Copy out the listing in full, exactly as written, but not its pictures.
____ Data supplied
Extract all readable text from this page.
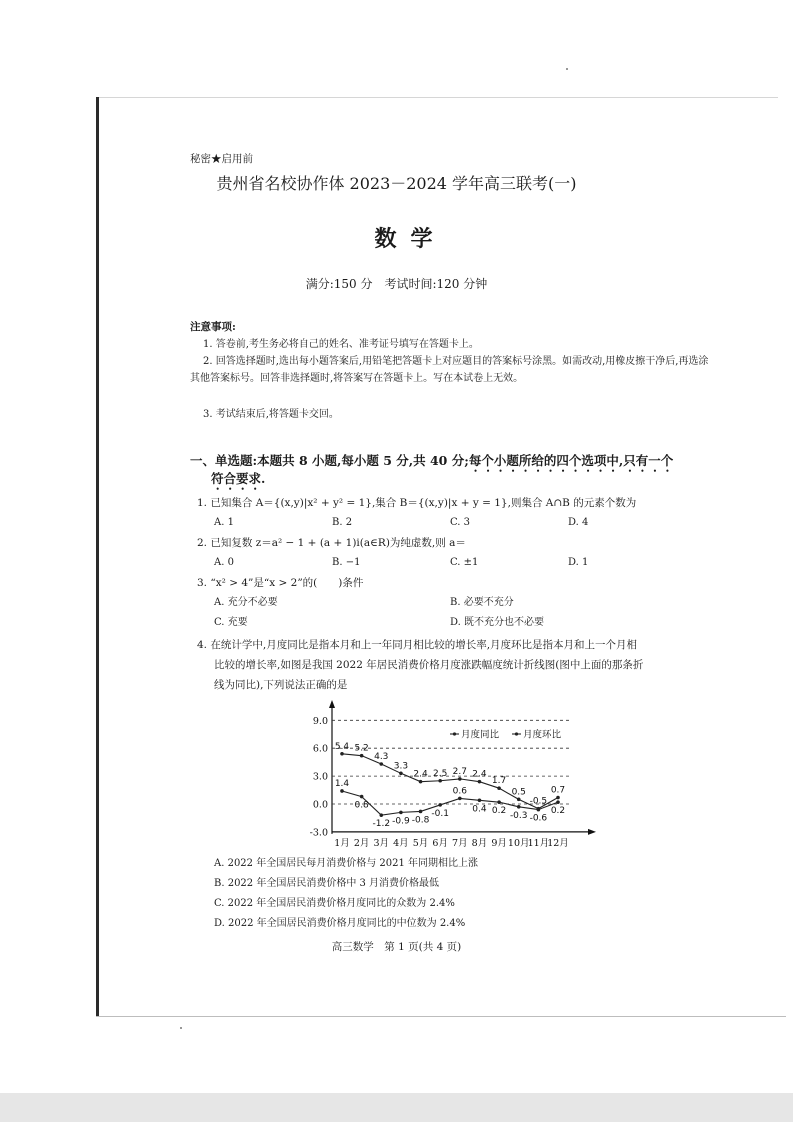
秘密★启用前
贵州省名校协作体 2023－2024 学年高三联考(一)
数学
满分:150 分　考试时间:120 分钟
注意事项:
1. 答卷前,考生务必将自己的姓名、准考证号填写在答题卡上。
2. 回答选择题时,选出每小题答案后,用铅笔把答题卡上对应题目的答案标号涂黑。如需改动,用橡皮擦干净后,再选涂其他答案标号。回答非选择题时,将答案写在答题卡上。写在本试卷上无效。
3. 考试结束后,将答题卡交回。
一、单选题:本题共 8 小题,每小题 5 分,共 40 分;每个小题所给的四个选项中,只有一个
符合要求.
1. 已知集合 A＝{(x,y)|x² + y² = 1},集合 B＝{(x,y)|x + y = 1},则集合 A∩B 的元素个数为
A. 1	B. 2	C. 3	D. 4
2. 已知复数 z＝a² − 1 + (a + 1)i(a∈R)为纯虚数,则 a＝
A. 0	B. −1	C. ±1	D. 1
3. “x² > 4”是“x > 2”的(　　)条件
A. 充分不必要	B. 必要不充分
C. 充要	D. 既不充分也不必要
4. 在统计学中,月度同比是指本月和上一年同月相比较的增长率,月度环比是指本月和上一个月相
比较的增长率,如图是我国 2022 年居民消费价格月度涨跌幅度统计折线图(图中上面的那条折
线为同比),下列说法正确的是
9.0
6.0
3.0
0.0
-3.0
1月 2月 3月 4月 5月 6月 7月 8月 9月 10月
11月
12月
5.4 5.2
4.3
3.3
2.4 2.5 2.7 2.4
1.7
0.5
-0.5
0.7
1.4
0.8
-1.2 -0.9 -0.8
-0.1
0.6
0.4 0.2 -0.3 -0.6
0.2
月度同比	月度环比
A. 2022 年全国居民每月消费价格与 2021 年同期相比上涨
B. 2022 年全国居民消费价格中 3 月消费价格最低
C. 2022 年全国居民消费价格月度同比的众数为 2.4%
D. 2022 年全国居民消费价格月度同比的中位数为 2.4%
高三数学　第 1 页(共 4 页)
________
[Correct answer]
Extract all readable text from this page.
秘密★启用前
贵州省名校协作体 2023－2024 学年高三联考(一)
数学
满分:150 分　考试时间:120 分钟
注意事项:
1. 答卷前,考生务必将自己的姓名、准考证号填写在答题卡上。
2. 回答选择题时,选出每小题答案后,用铅笔把答题卡上对应题目的答案标号涂黑。如需改动,用橡皮擦干净后,再选涂其他答案标号。回答非选择题时,将答案写在答题卡上。写在本试卷上无效。
3. 考试结束后,将答题卡交回。
一、单选题:本题共 8 小题,每小题 5 分,共 40 分;每个小题所给的四个选项中,只有一个
符合要求.
1. 已知集合 A＝{(x,y)|x² + y² = 1},集合 B＝{(x,y)|x + y = 1},则集合 A∩B 的元素个数为
A. 1	B. 2	C. 3	D. 4
2. 已知复数 z＝a² − 1 + (a + 1)i(a∈R)为纯虚数,则 a＝
A. 0	B. −1	C. ±1	D. 1
3. “x² > 4”是“x > 2”的(　　)条件
A. 充分不必要	B. 必要不充分
C. 充要	D. 既不充分也不必要
4. 在统计学中,月度同比是指本月和上一年同月相比较的增长率,月度环比是指本月和上一个月相
比较的增长率,如图是我国 2022 年居民消费价格月度涨跌幅度统计折线图(图中上面的那条折
线为同比),下列说法正确的是
9.0
6.0
3.0
0.0
-3.0
1月 2月 3月 4月 5月 6月 7月 8月 9月 10月
11月
12月
5.4 5.2
4.3
3.3
2.4 2.5 2.7 2.4
1.7
0.5
-0.5
0.7
1.4
0.8
-1.2 -0.9 -0.8
-0.1
0.6
0.4 0.2 -0.3 -0.6
0.2
月度同比	月度环比
A. 2022 年全国居民每月消费价格与 2021 年同期相比上涨
B. 2022 年全国居民消费价格中 3 月消费价格最低
C. 2022 年全国居民消费价格月度同比的众数为 2.4%
D. 2022 年全国居民消费价格月度同比的中位数为 2.4%
高三数学　第 1 页(共 4 页)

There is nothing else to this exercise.